## Written task
How many lines in these records hold the string "level"? State only that number.

## Provided material
--------------------------------

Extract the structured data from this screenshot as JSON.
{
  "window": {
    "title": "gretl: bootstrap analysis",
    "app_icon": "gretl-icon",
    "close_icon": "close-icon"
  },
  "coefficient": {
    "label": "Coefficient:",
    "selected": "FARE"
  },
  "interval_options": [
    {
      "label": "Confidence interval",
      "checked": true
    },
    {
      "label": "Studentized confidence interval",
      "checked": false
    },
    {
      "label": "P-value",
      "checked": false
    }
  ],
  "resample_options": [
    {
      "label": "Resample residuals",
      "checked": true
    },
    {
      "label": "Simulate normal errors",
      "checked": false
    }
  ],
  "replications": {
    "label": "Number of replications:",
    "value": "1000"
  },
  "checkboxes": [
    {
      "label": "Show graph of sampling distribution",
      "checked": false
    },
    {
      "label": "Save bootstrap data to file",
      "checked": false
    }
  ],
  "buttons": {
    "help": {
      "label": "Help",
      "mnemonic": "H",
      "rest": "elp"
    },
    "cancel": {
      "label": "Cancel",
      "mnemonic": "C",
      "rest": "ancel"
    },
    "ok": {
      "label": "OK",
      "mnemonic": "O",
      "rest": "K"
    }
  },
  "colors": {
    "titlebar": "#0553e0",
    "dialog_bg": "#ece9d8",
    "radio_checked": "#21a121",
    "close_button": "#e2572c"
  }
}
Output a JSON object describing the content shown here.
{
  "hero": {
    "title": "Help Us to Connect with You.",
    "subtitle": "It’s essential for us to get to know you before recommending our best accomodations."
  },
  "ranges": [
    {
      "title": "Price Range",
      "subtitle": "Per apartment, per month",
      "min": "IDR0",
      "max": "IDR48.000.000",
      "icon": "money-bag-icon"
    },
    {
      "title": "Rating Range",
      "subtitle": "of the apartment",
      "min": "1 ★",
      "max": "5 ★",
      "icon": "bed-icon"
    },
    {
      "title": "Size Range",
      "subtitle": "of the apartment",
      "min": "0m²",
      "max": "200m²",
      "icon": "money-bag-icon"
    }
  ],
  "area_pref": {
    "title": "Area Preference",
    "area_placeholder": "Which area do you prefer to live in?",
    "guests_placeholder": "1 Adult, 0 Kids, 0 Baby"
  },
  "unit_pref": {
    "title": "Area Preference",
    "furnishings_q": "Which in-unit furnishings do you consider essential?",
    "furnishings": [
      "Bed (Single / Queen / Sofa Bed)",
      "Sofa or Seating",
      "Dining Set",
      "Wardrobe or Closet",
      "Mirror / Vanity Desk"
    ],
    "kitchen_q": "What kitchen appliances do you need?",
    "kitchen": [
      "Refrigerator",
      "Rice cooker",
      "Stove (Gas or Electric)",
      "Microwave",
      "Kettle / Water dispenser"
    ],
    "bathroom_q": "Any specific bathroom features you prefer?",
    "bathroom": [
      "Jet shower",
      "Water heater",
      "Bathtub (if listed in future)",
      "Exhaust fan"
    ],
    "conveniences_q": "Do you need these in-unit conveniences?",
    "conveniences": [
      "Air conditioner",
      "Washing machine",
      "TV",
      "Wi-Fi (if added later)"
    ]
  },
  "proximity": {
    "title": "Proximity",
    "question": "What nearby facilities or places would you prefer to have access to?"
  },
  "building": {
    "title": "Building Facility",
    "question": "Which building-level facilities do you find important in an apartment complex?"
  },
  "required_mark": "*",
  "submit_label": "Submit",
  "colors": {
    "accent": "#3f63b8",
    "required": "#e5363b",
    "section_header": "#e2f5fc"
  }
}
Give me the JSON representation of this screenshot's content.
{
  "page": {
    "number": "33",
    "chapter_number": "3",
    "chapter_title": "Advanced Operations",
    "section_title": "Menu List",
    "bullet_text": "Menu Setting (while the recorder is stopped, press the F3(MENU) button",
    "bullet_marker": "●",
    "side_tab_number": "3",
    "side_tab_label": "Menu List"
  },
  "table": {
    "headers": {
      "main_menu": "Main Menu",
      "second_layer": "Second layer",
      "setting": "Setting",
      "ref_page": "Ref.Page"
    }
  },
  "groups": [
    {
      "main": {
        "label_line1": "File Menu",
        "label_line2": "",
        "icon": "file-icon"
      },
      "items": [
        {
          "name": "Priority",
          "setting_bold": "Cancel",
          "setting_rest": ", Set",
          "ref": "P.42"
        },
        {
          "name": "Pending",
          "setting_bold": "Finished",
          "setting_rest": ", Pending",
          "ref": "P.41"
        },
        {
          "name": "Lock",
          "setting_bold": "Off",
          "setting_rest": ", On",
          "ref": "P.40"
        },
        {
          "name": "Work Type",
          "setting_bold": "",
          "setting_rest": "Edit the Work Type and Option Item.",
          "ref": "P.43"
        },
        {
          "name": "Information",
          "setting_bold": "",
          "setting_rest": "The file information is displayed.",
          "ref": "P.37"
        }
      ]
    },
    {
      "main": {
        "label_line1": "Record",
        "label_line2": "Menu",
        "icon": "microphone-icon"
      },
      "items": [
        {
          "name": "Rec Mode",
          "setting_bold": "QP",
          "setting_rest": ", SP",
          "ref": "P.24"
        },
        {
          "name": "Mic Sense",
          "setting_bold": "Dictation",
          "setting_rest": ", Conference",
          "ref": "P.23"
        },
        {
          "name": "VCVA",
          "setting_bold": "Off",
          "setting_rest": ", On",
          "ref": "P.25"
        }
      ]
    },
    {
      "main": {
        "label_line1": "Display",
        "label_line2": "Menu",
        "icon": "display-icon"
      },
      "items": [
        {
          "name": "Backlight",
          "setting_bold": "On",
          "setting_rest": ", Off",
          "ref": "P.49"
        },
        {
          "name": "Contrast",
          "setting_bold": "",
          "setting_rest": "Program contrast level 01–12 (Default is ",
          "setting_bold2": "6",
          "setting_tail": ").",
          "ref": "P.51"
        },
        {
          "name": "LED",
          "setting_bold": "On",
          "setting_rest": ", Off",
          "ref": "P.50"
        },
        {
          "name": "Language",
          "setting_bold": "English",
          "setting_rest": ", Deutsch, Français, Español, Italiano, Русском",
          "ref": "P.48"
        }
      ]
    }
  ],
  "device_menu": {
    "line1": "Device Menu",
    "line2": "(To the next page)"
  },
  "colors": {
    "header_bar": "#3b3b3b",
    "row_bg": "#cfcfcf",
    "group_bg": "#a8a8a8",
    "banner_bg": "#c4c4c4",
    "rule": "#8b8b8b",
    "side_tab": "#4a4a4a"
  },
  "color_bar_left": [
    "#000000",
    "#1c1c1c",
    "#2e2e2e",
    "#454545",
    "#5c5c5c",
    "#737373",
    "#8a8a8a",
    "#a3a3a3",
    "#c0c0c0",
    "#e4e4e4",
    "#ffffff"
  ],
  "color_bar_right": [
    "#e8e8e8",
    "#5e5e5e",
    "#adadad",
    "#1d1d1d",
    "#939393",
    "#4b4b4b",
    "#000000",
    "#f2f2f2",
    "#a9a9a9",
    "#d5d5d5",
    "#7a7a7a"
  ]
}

--------------------------------

## Full response
2